| TASK LIST |
• A. In the Jóhann Jóhannsson biography, which record label signed him after his first two solo albums?
• B. Repeat the passage of the Jóhann Jóhannsson biography between "It was whilst" and "successful musical career.", inclusive.
• C. Pick up the Jóhann Jóhannsson biography after its final sentence and keep writing.

It was whilst studying languages and literature at university in Reykjavík, that Jóhann Jóhannsson’s musical career began. He was just eighteen when he joined his first indie rock band in 1987. Over the next few years, Jóhann Jóhannsson played with several indie rock bands in Reykjavík’s vibrant and thriving music scene. Little did Jóhann Jóhannsson realise that this was the start of a long and successful musical career.

Eventually, Jóhann Jóhannsson would become known worldwide as a composer, multi-instrumentalist and producer. This didn’t happen overnight. 

Jóhann Jóhannsson was twenty-seven when he wrote the music to Kristín Ómarsdóttir’s play Margrét Mikla. This was a breakthrough for Jóhann Jóhannsson. He would go on to write the music for film, television, theatre and dance. This included the television program Corpus Camera in 1999. The same year, Jóhann Jóhannsson cofounded a think tank in 1999.

Thirty year old Jóhann Jóhannsson was one of the cofounders of the Kitchen Motors think tank. It was a both an arts organisation and record label. Kitchen Motors also encouraged artists from different disciplines to collaborate. This meant jazz and classical musicians could collaborate with electronic and even punk musicians. For Jóhann Jóhannsson these musical experiments would influence his future career.

As the new millennia dawned, Jóhann Jóhannsson’s career began to take. Between 2000 and 2002, he wrote eleven soundtracks. This included everything from feature films to television programs and plays to contemporary dance. It was one of the busiest periods of Jóhann Jóhannsson’s career. Despite this, he found time to release his debut album Englabörn in 2002.

This was the start of another chapter of Jóhann Jóhannsson’s career. He was working on a variety of different projects. One of the them, was writing and recording the soundtrack to Tim Shore’s short film Keepsake. It was released in Britain in 2003, and was the first project Jóhann Jóhannsson worked on outside of his native Iceland. For Jóhann Jóhannsson this was an important project.

Following Keepsake, Jóhann Jóhannsson managed to juggle his solo career while writing for film, television, theatre and dance. He released his sophomore album Virðulegu Forsetar in 2004. After this, Jóhann Jóhannsson began working on what was another first for him.

He had never before written and recorded a soundtrack album. Dí­s which was released in May 2005 was a first. This may have been the first, but wasn’t the last soundtrack album Jóhann Jóhannsson would write and record. Not when his star was in the ascendancy.

That was the case with Jóhann Jóhannsson’s solo career. After just two solo albums, he was signed to British independent label, 4AD. They released Jóhann Jóhannsson third album BM 1401, A User’s Manual in September 2006. It was lauded as an innovative album from what critics were calling a rising star of Icelandic music. Little did the critics realise that Jóhann Jóhannsson had spent seven years working long and hard to establish himself in his native Iceland. This was beginning to pay off as his music found an audience outside of Iceland.

Still though, the majority of the music Jóhann Jóhannsson was composing for film, television, theatre and dance was for being used within Iceland. That would change during 2008.

Stored entries

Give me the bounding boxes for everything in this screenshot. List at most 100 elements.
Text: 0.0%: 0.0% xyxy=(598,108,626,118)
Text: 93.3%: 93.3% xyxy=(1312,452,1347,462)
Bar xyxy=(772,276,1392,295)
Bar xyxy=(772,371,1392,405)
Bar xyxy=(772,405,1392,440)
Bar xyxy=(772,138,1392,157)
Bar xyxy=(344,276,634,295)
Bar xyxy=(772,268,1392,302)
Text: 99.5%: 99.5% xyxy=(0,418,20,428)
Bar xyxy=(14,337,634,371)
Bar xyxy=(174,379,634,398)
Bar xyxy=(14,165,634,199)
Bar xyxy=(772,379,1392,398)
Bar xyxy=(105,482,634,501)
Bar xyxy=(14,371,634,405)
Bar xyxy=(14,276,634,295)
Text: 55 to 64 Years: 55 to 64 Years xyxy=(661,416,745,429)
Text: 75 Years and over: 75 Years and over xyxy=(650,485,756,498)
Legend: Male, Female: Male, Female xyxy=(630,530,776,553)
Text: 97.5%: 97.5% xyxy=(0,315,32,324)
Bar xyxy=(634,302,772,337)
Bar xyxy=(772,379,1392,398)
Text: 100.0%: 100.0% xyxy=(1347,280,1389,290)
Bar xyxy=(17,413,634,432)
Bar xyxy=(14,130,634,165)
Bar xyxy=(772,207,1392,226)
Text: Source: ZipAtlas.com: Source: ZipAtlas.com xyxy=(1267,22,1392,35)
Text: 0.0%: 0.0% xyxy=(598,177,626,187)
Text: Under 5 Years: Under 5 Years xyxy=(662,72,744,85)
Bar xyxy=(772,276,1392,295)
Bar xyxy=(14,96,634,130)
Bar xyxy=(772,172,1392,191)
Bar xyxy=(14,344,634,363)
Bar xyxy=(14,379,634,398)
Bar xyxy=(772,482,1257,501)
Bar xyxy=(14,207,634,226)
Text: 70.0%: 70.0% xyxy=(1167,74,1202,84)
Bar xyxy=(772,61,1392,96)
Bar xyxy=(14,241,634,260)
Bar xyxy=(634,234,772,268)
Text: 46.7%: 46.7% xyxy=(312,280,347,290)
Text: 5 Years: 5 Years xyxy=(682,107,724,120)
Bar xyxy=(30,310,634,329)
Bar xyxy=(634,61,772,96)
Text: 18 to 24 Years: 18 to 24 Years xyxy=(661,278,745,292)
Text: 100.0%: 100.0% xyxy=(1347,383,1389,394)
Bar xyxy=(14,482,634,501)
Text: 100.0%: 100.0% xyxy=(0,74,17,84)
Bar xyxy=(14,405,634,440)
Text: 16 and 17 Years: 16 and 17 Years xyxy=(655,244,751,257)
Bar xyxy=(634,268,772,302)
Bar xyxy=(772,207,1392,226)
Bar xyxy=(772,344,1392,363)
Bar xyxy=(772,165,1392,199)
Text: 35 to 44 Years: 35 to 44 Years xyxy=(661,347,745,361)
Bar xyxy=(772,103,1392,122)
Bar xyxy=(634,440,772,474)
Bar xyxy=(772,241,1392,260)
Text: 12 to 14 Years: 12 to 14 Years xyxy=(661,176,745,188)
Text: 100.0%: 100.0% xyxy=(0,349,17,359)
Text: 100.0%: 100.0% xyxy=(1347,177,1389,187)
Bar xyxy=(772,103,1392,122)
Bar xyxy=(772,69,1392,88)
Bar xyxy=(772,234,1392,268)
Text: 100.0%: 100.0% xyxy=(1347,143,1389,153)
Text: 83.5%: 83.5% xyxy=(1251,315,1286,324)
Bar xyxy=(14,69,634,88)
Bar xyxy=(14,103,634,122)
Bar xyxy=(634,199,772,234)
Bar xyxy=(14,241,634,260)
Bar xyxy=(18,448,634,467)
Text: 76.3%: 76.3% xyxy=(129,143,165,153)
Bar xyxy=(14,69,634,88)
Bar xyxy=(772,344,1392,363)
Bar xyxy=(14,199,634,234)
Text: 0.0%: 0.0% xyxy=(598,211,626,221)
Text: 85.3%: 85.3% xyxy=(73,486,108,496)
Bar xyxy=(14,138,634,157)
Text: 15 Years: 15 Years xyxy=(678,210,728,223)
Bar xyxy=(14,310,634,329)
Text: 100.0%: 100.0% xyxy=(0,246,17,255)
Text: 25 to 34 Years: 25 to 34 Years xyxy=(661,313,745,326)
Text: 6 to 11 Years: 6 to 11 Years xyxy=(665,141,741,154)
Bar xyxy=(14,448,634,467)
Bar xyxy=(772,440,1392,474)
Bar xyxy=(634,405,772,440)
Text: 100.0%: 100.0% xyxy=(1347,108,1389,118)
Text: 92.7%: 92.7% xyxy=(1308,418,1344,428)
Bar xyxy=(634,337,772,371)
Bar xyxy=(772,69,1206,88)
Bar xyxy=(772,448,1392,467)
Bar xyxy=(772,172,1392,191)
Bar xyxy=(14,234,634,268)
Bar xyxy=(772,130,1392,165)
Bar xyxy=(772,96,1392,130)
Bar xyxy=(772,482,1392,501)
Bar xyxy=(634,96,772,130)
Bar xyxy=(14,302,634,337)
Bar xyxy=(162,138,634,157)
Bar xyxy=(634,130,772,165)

| TASK ANSWERS |
• A. The British independent label 4AD.

• B.
It was whilst studying languages and literature at university in Reykjavík, that Jóhann Jóhannsson’s musical career began. He was just eighteen when he joined his first indie rock band in 1987. Over the next few years, Jóhann Jóhannsson played with several indie rock bands in Reykjavík’s vibrant and thriving music scene. Little did Jóhann Jóhannsson realise that this was the start of a long and successful musical career.

• C.
Jóhann Jóhannsson had written the score to Marc Craste’s short film Varmints. It was released in 2008, and was well received by critics and cultural commentators. So much so, that later in 2008, Varmints won the award for the Best Original Score at the Rhode International Film Festival and  Sapporo Short Film International Film Festival. Buoyed by this success, Jóhann Jóhannsson scheduled the release of his new album for the autumn 2008.

On 31st October 2008, Jóhann Jóhannsson released Fordlandia. This was meant to be the second part in a trilogy about he technology and industrial archeology. Just like the first instalment, A User’s Manual, Fordlandia was released to critical acclaim. For Jóhann Jóhannsson this was the perfect way to round off what had been one of the most successful years of his career.

After the success of Fordlandia, Jóhann Jóhannsson decided to release an album of music that featured on the award winning short film Varmints. This became And In The Endless Pause There Came The Sound Of Bees. It was released on the 11th December 2009, and is captivating, beautiful and haunting fusion of electronics and orchestral music. For Jóhann Jóhannsson the Varmints would open doors to other soundtrack work. 

Before that, Jóhann Jóhannsson returned with a new solo album, The Miners’ Hymns on the 15th September 2011. The album had been recorded in Durham Cathedral, England and accompanied American filmmaker Bill Morrison’s film The Miners’ Hymns. This wasn’t the only film Jóhann Jóhannsson was working on.

Jóhann Jóhannsson had been busy on a variety of projects. He continued to juggle a myriad of disparate projects. Many of them came to fruition during 2012, with one bringing another award the way of Jóhann Jóhannsson.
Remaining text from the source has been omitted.